# WHAT TO WORK ON:
Transcribe all of the records precisely as they are presented.

++++ RECORDS

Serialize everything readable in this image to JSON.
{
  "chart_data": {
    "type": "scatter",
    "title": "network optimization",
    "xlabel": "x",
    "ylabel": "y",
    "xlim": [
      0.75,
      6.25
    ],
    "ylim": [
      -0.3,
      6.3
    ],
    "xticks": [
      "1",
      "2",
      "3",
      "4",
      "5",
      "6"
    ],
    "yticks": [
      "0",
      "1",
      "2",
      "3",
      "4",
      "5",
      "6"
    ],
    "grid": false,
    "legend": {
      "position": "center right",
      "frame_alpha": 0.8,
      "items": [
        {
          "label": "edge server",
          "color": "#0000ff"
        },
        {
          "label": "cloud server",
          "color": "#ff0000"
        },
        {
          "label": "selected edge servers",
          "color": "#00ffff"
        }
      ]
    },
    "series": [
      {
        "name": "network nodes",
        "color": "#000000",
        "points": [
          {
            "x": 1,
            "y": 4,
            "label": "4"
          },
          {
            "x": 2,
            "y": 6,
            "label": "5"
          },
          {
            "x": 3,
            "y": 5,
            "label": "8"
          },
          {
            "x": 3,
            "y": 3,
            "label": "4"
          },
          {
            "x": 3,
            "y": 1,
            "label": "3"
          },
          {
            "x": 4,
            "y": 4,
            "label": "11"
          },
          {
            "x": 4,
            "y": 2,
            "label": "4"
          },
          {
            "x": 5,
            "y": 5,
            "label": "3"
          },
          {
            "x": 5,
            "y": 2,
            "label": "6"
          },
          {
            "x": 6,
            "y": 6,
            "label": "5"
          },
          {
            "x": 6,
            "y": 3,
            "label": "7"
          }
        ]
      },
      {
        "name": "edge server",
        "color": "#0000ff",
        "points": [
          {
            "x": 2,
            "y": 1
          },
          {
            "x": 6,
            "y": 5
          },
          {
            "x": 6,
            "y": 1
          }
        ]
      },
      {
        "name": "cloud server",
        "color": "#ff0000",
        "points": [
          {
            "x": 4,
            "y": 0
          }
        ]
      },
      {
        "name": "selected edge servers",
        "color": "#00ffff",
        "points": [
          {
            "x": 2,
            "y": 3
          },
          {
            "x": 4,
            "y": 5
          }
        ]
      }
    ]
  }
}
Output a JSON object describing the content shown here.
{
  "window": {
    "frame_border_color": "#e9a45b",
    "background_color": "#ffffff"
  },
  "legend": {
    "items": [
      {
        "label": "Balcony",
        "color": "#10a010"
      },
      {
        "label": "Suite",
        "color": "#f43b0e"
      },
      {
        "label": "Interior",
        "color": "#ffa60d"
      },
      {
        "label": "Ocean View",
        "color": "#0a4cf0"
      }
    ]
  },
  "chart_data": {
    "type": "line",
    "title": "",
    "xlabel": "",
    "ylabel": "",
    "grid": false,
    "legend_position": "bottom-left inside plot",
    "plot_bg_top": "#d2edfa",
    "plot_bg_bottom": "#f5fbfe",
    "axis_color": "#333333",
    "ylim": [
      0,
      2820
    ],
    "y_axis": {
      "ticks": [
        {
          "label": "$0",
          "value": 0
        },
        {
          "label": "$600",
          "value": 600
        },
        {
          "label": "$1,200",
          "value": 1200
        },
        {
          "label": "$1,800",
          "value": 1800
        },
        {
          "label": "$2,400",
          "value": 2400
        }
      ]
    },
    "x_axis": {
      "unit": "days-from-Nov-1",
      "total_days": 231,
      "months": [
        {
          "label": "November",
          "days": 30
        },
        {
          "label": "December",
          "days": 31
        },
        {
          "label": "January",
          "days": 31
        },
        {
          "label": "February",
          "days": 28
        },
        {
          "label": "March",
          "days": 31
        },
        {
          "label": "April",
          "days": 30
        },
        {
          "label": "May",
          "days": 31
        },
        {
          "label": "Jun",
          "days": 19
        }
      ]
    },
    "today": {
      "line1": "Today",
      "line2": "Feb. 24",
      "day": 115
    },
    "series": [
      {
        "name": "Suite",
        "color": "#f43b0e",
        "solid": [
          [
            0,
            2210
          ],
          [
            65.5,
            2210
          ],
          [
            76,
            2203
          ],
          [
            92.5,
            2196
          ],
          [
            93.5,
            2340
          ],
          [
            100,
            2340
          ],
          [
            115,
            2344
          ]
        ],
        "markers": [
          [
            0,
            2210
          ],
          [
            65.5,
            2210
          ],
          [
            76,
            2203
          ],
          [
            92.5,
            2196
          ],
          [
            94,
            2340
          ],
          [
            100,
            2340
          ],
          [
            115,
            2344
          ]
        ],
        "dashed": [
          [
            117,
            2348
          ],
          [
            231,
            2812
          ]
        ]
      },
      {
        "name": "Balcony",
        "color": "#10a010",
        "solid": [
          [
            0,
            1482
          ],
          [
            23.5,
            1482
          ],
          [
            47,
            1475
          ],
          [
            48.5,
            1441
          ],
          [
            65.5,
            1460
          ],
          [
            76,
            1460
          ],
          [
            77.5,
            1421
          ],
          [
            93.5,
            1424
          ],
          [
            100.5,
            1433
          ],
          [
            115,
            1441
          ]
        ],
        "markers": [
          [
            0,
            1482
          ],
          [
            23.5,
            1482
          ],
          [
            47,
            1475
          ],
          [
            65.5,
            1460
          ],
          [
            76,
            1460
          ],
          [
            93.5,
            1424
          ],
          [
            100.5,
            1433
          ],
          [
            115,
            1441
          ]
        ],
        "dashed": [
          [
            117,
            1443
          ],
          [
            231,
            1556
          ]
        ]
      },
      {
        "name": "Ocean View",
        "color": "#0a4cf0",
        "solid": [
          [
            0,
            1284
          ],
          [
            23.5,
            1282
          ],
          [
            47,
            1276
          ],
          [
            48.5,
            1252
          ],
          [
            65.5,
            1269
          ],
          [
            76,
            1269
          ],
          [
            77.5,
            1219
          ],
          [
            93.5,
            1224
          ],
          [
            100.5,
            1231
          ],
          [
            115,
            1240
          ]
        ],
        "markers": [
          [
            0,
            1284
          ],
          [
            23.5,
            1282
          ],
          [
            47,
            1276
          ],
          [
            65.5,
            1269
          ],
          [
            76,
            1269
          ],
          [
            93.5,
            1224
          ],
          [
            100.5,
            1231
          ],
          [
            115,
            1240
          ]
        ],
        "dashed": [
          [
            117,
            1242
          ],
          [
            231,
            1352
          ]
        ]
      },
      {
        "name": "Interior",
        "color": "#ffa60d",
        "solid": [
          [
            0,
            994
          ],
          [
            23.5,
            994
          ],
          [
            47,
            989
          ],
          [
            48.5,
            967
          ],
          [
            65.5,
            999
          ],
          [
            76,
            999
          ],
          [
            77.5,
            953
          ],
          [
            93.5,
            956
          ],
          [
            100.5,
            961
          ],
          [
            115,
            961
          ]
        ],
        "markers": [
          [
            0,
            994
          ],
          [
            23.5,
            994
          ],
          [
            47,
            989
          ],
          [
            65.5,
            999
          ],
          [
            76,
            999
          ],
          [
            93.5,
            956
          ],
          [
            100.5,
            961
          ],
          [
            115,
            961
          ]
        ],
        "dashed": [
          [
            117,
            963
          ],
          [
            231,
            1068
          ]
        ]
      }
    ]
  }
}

++++++++

# SOLVED EXERCISE:
Serialize everything readable in this image to JSON.
{
  "chart_data": {
    "type": "scatter",
    "title": "network optimization",
    "xlabel": "x",
    "ylabel": "y",
    "xlim": [
      0.75,
      6.25
    ],
    "ylim": [
      -0.3,
      6.3
    ],
    "xticks": [
      "1",
      "2",
      "3",
      "4",
      "5",
      "6"
    ],
    "yticks": [
      "0",
      "1",
      "2",
      "3",
      "4",
      "5",
      "6"
    ],
    "grid": false,
    "legend": {
      "position": "center right",
      "frame_alpha": 0.8,
      "items": [
        {
          "label": "edge server",
          "color": "#0000ff"
        },
        {
          "label": "cloud server",
          "color": "#ff0000"
        },
        {
          "label": "selected edge servers",
          "color": "#00ffff"
        }
      ]
    },
    "series": [
      {
        "name": "network nodes",
        "color": "#000000",
        "points": [
          {
            "x": 1,
            "y": 4,
            "label": "4"
          },
          {
            "x": 2,
            "y": 6,
            "label": "5"
          },
          {
            "x": 3,
            "y": 5,
            "label": "8"
          },
          {
            "x": 3,
            "y": 3,
            "label": "4"
          },
          {
            "x": 3,
            "y": 1,
            "label": "3"
          },
          {
            "x": 4,
            "y": 4,
            "label": "11"
          },
          {
            "x": 4,
            "y": 2,
            "label": "4"
          },
          {
            "x": 5,
            "y": 5,
            "label": "3"
          },
          {
            "x": 5,
            "y": 2,
            "label": "6"
          },
          {
            "x": 6,
            "y": 6,
            "label": "5"
          },
          {
            "x": 6,
            "y": 3,
            "label": "7"
          }
        ]
      },
      {
        "name": "edge server",
        "color": "#0000ff",
        "points": [
          {
            "x": 2,
            "y": 1
          },
          {
            "x": 6,
            "y": 5
          },
          {
            "x": 6,
            "y": 1
          }
        ]
      },
      {
        "name": "cloud server",
        "color": "#ff0000",
        "points": [
          {
            "x": 4,
            "y": 0
          }
        ]
      },
      {
        "name": "selected edge servers",
        "color": "#00ffff",
        "points": [
          {
            "x": 2,
            "y": 3
          },
          {
            "x": 4,
            "y": 5
          }
        ]
      }
    ]
  }
}
Output a JSON object describing the content shown here.
{
  "window": {
    "frame_border_color": "#e9a45b",
    "background_color": "#ffffff"
  },
  "legend": {
    "items": [
      {
        "label": "Balcony",
        "color": "#10a010"
      },
      {
        "label": "Suite",
        "color": "#f43b0e"
      },
      {
        "label": "Interior",
        "color": "#ffa60d"
      },
      {
        "label": "Ocean View",
        "color": "#0a4cf0"
      }
    ]
  },
  "chart_data": {
    "type": "line",
    "title": "",
    "xlabel": "",
    "ylabel": "",
    "grid": false,
    "legend_position": "bottom-left inside plot",
    "plot_bg_top": "#d2edfa",
    "plot_bg_bottom": "#f5fbfe",
    "axis_color": "#333333",
    "ylim": [
      0,
      2820
    ],
    "y_axis": {
      "ticks": [
        {
          "label": "$0",
          "value": 0
        },
        {
          "label": "$600",
          "value": 600
        },
        {
          "label": "$1,200",
          "value": 1200
        },
        {
          "label": "$1,800",
          "value": 1800
        },
        {
          "label": "$2,400",
          "value": 2400
        }
      ]
    },
    "x_axis": {
      "unit": "days-from-Nov-1",
      "total_days": 231,
      "months": [
        {
          "label": "November",
          "days": 30
        },
        {
          "label": "December",
          "days": 31
        },
        {
          "label": "January",
          "days": 31
        },
        {
          "label": "February",
          "days": 28
        },
        {
          "label": "March",
          "days": 31
        },
        {
          "label": "April",
          "days": 30
        },
        {
          "label": "May",
          "days": 31
        },
        {
          "label": "Jun",
          "days": 19
        }
      ]
    },
    "today": {
      "line1": "Today",
      "line2": "Feb. 24",
      "day": 115
    },
    "series": [
      {
        "name": "Suite",
        "color": "#f43b0e",
        "solid": [
          [
            0,
            2210
          ],
          [
            65.5,
            2210
          ],
          [
            76,
            2203
          ],
          [
            92.5,
            2196
          ],
          [
            93.5,
            2340
          ],
          [
            100,
            2340
          ],
          [
            115,
            2344
          ]
        ],
        "markers": [
          [
            0,
            2210
          ],
          [
            65.5,
            2210
          ],
          [
            76,
            2203
          ],
          [
            92.5,
            2196
          ],
          [
            94,
            2340
          ],
          [
            100,
            2340
          ],
          [
            115,
            2344
          ]
        ],
        "dashed": [
          [
            117,
            2348
          ],
          [
            231,
            2812
          ]
        ]
      },
      {
        "name": "Balcony",
        "color": "#10a010",
        "solid": [
          [
            0,
            1482
          ],
          [
            23.5,
            1482
          ],
          [
            47,
            1475
          ],
          [
            48.5,
            1441
          ],
          [
            65.5,
            1460
          ],
          [
            76,
            1460
          ],
          [
            77.5,
            1421
          ],
          [
            93.5,
            1424
          ],
          [
            100.5,
            1433
          ],
          [
            115,
            1441
          ]
        ],
        "markers": [
          [
            0,
            1482
          ],
          [
            23.5,
            1482
          ],
          [
            47,
            1475
          ],
          [
            65.5,
            1460
          ],
          [
            76,
            1460
          ],
          [
            93.5,
            1424
          ],
          [
            100.5,
            1433
          ],
          [
            115,
            1441
          ]
        ],
        "dashed": [
          [
            117,
            1443
          ],
          [
            231,
            1556
          ]
        ]
      },
      {
        "name": "Ocean View",
        "color": "#0a4cf0",
        "solid": [
          [
            0,
            1284
          ],
          [
            23.5,
            1282
          ],
          [
            47,
            1276
          ],
          [
            48.5,
            1252
          ],
          [
            65.5,
            1269
          ],
          [
            76,
            1269
          ],
          [
            77.5,
            1219
          ],
          [
            93.5,
            1224
          ],
          [
            100.5,
            1231
          ],
          [
            115,
            1240
          ]
        ],
        "markers": [
          [
            0,
            1284
          ],
          [
            23.5,
            1282
          ],
          [
            47,
            1276
          ],
          [
            65.5,
            1269
          ],
          [
            76,
            1269
          ],
          [
            93.5,
            1224
          ],
          [
            100.5,
            1231
          ],
          [
            115,
            1240
          ]
        ],
        "dashed": [
          [
            117,
            1242
          ],
          [
            231,
            1352
          ]
        ]
      },
      {
        "name": "Interior",
        "color": "#ffa60d",
        "solid": [
          [
            0,
            994
          ],
          [
            23.5,
            994
          ],
          [
            47,
            989
          ],
          [
            48.5,
            967
          ],
          [
            65.5,
            999
          ],
          [
            76,
            999
          ],
          [
            77.5,
            953
          ],
          [
            93.5,
            956
          ],
          [
            100.5,
            961
          ],
          [
            115,
            961
          ]
        ],
        "markers": [
          [
            0,
            994
          ],
          [
            23.5,
            994
          ],
          [
            47,
            989
          ],
          [
            65.5,
            999
          ],
          [
            76,
            999
          ],
          [
            93.5,
            956
          ],
          [
            100.5,
            961
          ],
          [
            115,
            961
          ]
        ],
        "dashed": [
          [
            117,
            963
          ],
          [
            231,
            1068
          ]
        ]
      }
    ]
  }
}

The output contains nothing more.